Figure contents as structured data:

# # # # # # #

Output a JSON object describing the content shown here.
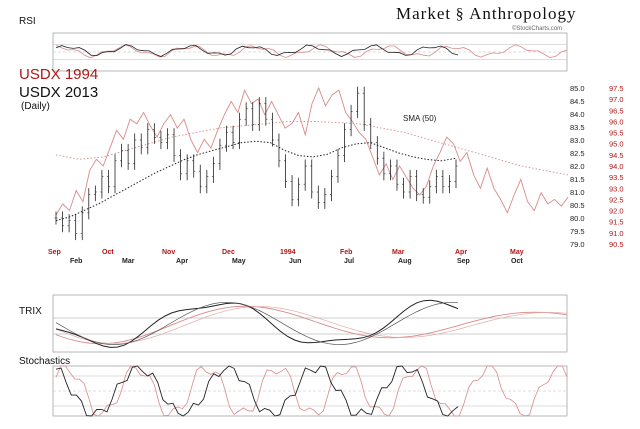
{
  "brand": {
    "left": "Market",
    "right": "Anthropology",
    "site": "©StockCharts.com"
  },
  "titles": {
    "usdx_1994": "USDX 1994",
    "usdx_2013": "USDX 2013",
    "period": "(Daily)"
  },
  "panels": {
    "rsi": "RSI",
    "trix": "TRIX",
    "stochastics": "Stochastics"
  },
  "colors": {
    "usdx_1994": "#d98a8a",
    "usdx_2013": "#222222",
    "label_red": "#b01818",
    "sma": "#444444",
    "grid": "#bbbbbb"
  },
  "chart_data": {
    "type": "line",
    "subtitle": "(Daily)",
    "x_top": [
      "Feb",
      "Mar",
      "Apr",
      "May",
      "Jun",
      "Jul",
      "Aug",
      "Sep",
      "Oct"
    ],
    "x_bottom": [
      "Sep",
      "Oct",
      "Nov",
      "Dec",
      "1994",
      "Feb",
      "Mar",
      "Apr",
      "May"
    ],
    "y_right_2013": [
      79.0,
      79.5,
      80.0,
      80.5,
      81.0,
      81.5,
      82.0,
      82.5,
      83.0,
      83.5,
      84.0,
      84.5,
      85.0
    ],
    "y_right_1994": [
      90.5,
      91.0,
      91.5,
      92.0,
      92.5,
      93.0,
      93.5,
      94.0,
      94.5,
      95.0,
      95.5,
      96.0,
      96.5,
      97.0,
      97.5
    ],
    "ylim_2013": [
      79.0,
      85.0
    ],
    "ylim_1994": [
      90.5,
      97.5
    ],
    "annotation": "SMA (50)",
    "series": [
      {
        "key": "usdx_1994",
        "values": [
          91.8,
          92.3,
          92.0,
          92.9,
          92.4,
          93.8,
          94.3,
          94.0,
          94.8,
          95.6,
          95.2,
          96.1,
          95.9,
          96.4,
          95.8,
          95.3,
          95.9,
          96.3,
          95.7,
          96.1,
          95.2,
          94.6,
          95.2,
          94.8,
          95.6,
          96.3,
          96.9,
          96.4,
          97.4,
          96.8,
          97.0,
          96.3,
          96.9,
          96.3,
          95.7,
          95.9,
          96.4,
          95.4,
          96.8,
          97.5,
          96.7,
          97.2,
          97.4,
          96.4,
          96.0,
          95.5,
          95.2,
          94.4,
          93.6,
          94.1,
          93.4,
          94.0,
          93.5,
          93.0,
          92.7,
          93.1,
          94.0,
          94.6,
          95.3,
          95.0,
          94.2,
          94.6,
          93.6,
          93.0,
          93.9,
          93.0,
          92.5,
          91.9,
          92.7,
          93.4,
          92.4,
          92.0,
          92.8,
          92.3,
          92.5,
          92.2,
          92.6
        ]
      },
      {
        "key": "usdx_2013",
        "values": [
          80.0,
          79.7,
          79.9,
          79.4,
          80.2,
          80.9,
          81.0,
          81.6,
          81.2,
          82.2,
          82.6,
          82.1,
          83.0,
          82.7,
          83.4,
          83.1,
          82.9,
          83.2,
          82.4,
          81.7,
          82.2,
          81.8,
          81.2,
          81.6,
          82.1,
          82.8,
          83.3,
          82.9,
          83.8,
          84.2,
          83.6,
          84.4,
          83.8,
          83.0,
          82.2,
          81.4,
          80.7,
          81.3,
          82.0,
          81.0,
          80.6,
          80.9,
          81.6,
          82.4,
          83.4,
          84.1,
          84.8,
          83.6,
          82.9,
          82.3,
          81.7,
          82.0,
          81.3,
          81.0,
          81.6,
          80.9,
          80.8,
          81.2,
          81.6,
          81.2,
          81.4,
          82.0
        ]
      },
      {
        "key": "sma_2013",
        "values": [
          79.9,
          80.05,
          80.3,
          80.55,
          80.85,
          81.15,
          81.45,
          81.75,
          82.0,
          82.25,
          82.45,
          82.6,
          82.75,
          82.9,
          82.95,
          82.9,
          82.6,
          82.4,
          82.35,
          82.45,
          82.7,
          82.85,
          82.9,
          82.7,
          82.5,
          82.35,
          82.25,
          82.2,
          82.3
        ]
      },
      {
        "key": "sma_1994",
        "values": [
          94.5,
          94.3,
          94.4,
          94.7,
          95.0,
          95.3,
          95.5,
          95.7,
          95.8,
          95.9,
          96.0,
          96.0,
          95.95,
          95.9,
          95.7,
          95.5,
          95.2,
          94.9,
          94.6,
          94.3,
          94.0,
          93.8,
          93.6
        ]
      }
    ],
    "rsi_lines": [
      70,
      50,
      30
    ],
    "stoch_lines": [
      80,
      50,
      20
    ]
  }
}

# # # # # # #

The records above must be transcribed exactly. Pictures are left out of the copy.

_Complete answer_
Output a JSON object describing the content shown here.
{
  "brand": {
    "left": "Market",
    "right": "Anthropology",
    "site": "©StockCharts.com"
  },
  "titles": {
    "usdx_1994": "USDX 1994",
    "usdx_2013": "USDX 2013",
    "period": "(Daily)"
  },
  "panels": {
    "rsi": "RSI",
    "trix": "TRIX",
    "stochastics": "Stochastics"
  },
  "colors": {
    "usdx_1994": "#d98a8a",
    "usdx_2013": "#222222",
    "label_red": "#b01818",
    "sma": "#444444",
    "grid": "#bbbbbb"
  },
  "chart_data": {
    "type": "line",
    "subtitle": "(Daily)",
    "x_top": [
      "Feb",
      "Mar",
      "Apr",
      "May",
      "Jun",
      "Jul",
      "Aug",
      "Sep",
      "Oct"
    ],
    "x_bottom": [
      "Sep",
      "Oct",
      "Nov",
      "Dec",
      "1994",
      "Feb",
      "Mar",
      "Apr",
      "May"
    ],
    "y_right_2013": [
      79.0,
      79.5,
      80.0,
      80.5,
      81.0,
      81.5,
      82.0,
      82.5,
      83.0,
      83.5,
      84.0,
      84.5,
      85.0
    ],
    "y_right_1994": [
      90.5,
      91.0,
      91.5,
      92.0,
      92.5,
      93.0,
      93.5,
      94.0,
      94.5,
      95.0,
      95.5,
      96.0,
      96.5,
      97.0,
      97.5
    ],
    "ylim_2013": [
      79.0,
      85.0
    ],
    "ylim_1994": [
      90.5,
      97.5
    ],
    "annotation": "SMA (50)",
    "series": [
      {
        "key": "usdx_1994",
        "values": [
          91.8,
          92.3,
          92.0,
          92.9,
          92.4,
          93.8,
          94.3,
          94.0,
          94.8,
          95.6,
          95.2,
          96.1,
          95.9,
          96.4,
          95.8,
          95.3,
          95.9,
          96.3,
          95.7,
          96.1,
          95.2,
          94.6,
          95.2,
          94.8,
          95.6,
          96.3,
          96.9,
          96.4,
          97.4,
          96.8,
          97.0,
          96.3,
          96.9,
          96.3,
          95.7,
          95.9,
          96.4,
          95.4,
          96.8,
          97.5,
          96.7,
          97.2,
          97.4,
          96.4,
          96.0,
          95.5,
          95.2,
          94.4,
          93.6,
          94.1,
          93.4,
          94.0,
          93.5,
          93.0,
          92.7,
          93.1,
          94.0,
          94.6,
          95.3,
          95.0,
          94.2,
          94.6,
          93.6,
          93.0,
          93.9,
          93.0,
          92.5,
          91.9,
          92.7,
          93.4,
          92.4,
          92.0,
          92.8,
          92.3,
          92.5,
          92.2,
          92.6
        ]
      },
      {
        "key": "usdx_2013",
        "values": [
          80.0,
          79.7,
          79.9,
          79.4,
          80.2,
          80.9,
          81.0,
          81.6,
          81.2,
          82.2,
          82.6,
          82.1,
          83.0,
          82.7,
          83.4,
          83.1,
          82.9,
          83.2,
          82.4,
          81.7,
          82.2,
          81.8,
          81.2,
          81.6,
          82.1,
          82.8,
          83.3,
          82.9,
          83.8,
          84.2,
          83.6,
          84.4,
          83.8,
          83.0,
          82.2,
          81.4,
          80.7,
          81.3,
          82.0,
          81.0,
          80.6,
          80.9,
          81.6,
          82.4,
          83.4,
          84.1,
          84.8,
          83.6,
          82.9,
          82.3,
          81.7,
          82.0,
          81.3,
          81.0,
          81.6,
          80.9,
          80.8,
          81.2,
          81.6,
          81.2,
          81.4,
          82.0
        ]
      },
      {
        "key": "sma_2013",
        "values": [
          79.9,
          80.05,
          80.3,
          80.55,
          80.85,
          81.15,
          81.45,
          81.75,
          82.0,
          82.25,
          82.45,
          82.6,
          82.75,
          82.9,
          82.95,
          82.9,
          82.6,
          82.4,
          82.35,
          82.45,
          82.7,
          82.85,
          82.9,
          82.7,
          82.5,
          82.35,
          82.25,
          82.2,
          82.3
        ]
      },
      {
        "key": "sma_1994",
        "values": [
          94.5,
          94.3,
          94.4,
          94.7,
          95.0,
          95.3,
          95.5,
          95.7,
          95.8,
          95.9,
          96.0,
          96.0,
          95.95,
          95.9,
          95.7,
          95.5,
          95.2,
          94.9,
          94.6,
          94.3,
          94.0,
          93.8,
          93.6
        ]
      }
    ],
    "rsi_lines": [
      70,
      50,
      30
    ],
    "stoch_lines": [
      80,
      50,
      20
    ]
  }
}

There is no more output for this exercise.